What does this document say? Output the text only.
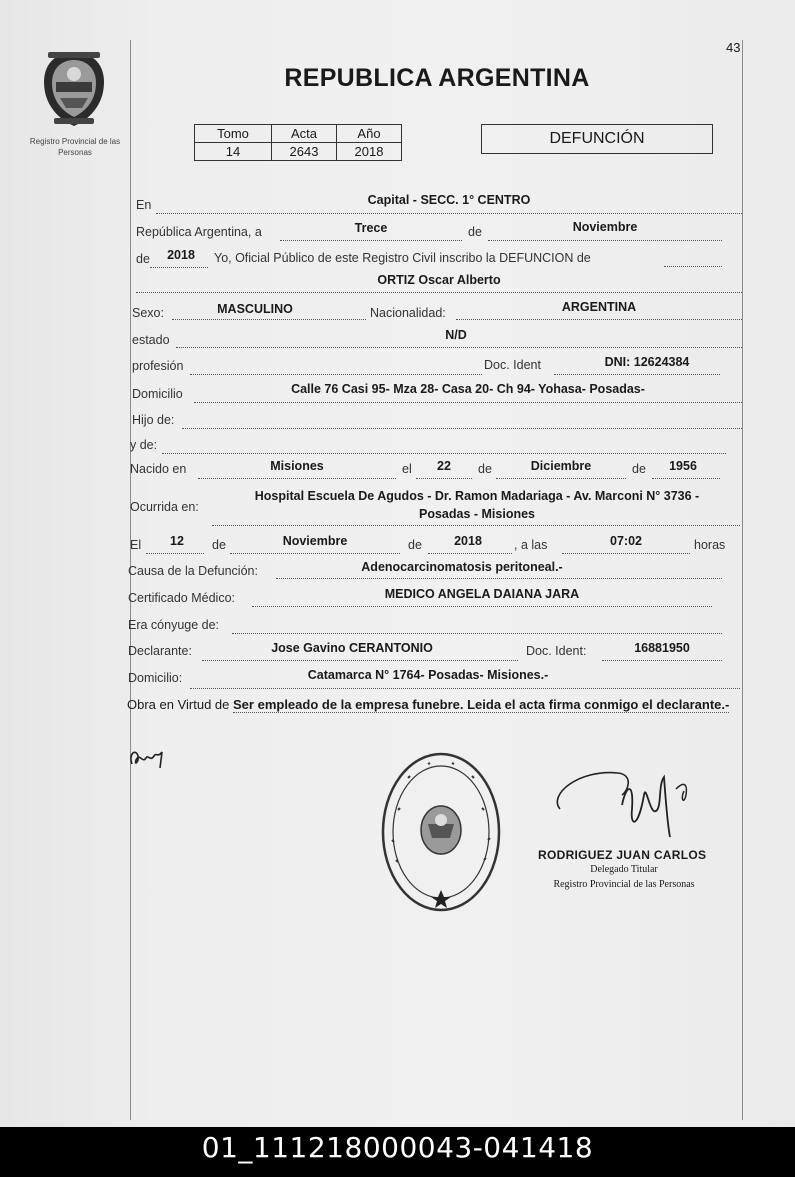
43
Registro Provincial de las Personas
REPUBLICA ARGENTINA
Tomo	Acta	Año
14	2643	2018
DEFUNCIÓN
En	Capital - SECC. 1° CENTRO
República Argentina, a	Trece	de	Noviembre
de	2018	Yo, Oficial Público de este Registro Civil inscribo la DEFUNCION de
ORTIZ Oscar Alberto
Sexo:	MASCULINO	Nacionalidad:	ARGENTINA
estado	N/D
profesión	Doc. Ident	DNI: 12624384
Domicilio	Calle 76 Casi 95- Mza 28- Casa 20- Ch 94- Yohasa- Posadas-
Hijo de:
y de:
Nacido en	Misiones	el	22	de	Diciembre	de	1956
Ocurrida en:
Hospital Escuela De Agudos - Dr. Ramon Madariaga - Av. Marconi N° 3736 -
Posadas - Misiones
El	12	de	Noviembre	de	2018	, a las	07:02	horas
Causa de la Defunción:	Adenocarcinomatosis peritoneal.-
Certificado Médico:	MEDICO ANGELA DAIANA JARA
Era cónyuge de:
Declarante:	Jose Gavino CERANTONIO	Doc. Ident:	16881950
Domicilio:	Catamarca N° 1764- Posadas- Misiones.-
Obra en Virtud de Ser empleado de la empresa funebre. Leida el acta firma conmigo el declarante.-
RODRIGUEZ JUAN CARLOS
Delegado Titular
Registro Provincial de las Personas
01_111218000043-041418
● ● ● ●
Exercise aim: In the entries above, find lines with "Noviembre" and copy each.

Result of this exercise:
República Argentina, a	Trece	de	Noviembre
El	12	de	Noviembre	de	2018	, a las	07:02	horas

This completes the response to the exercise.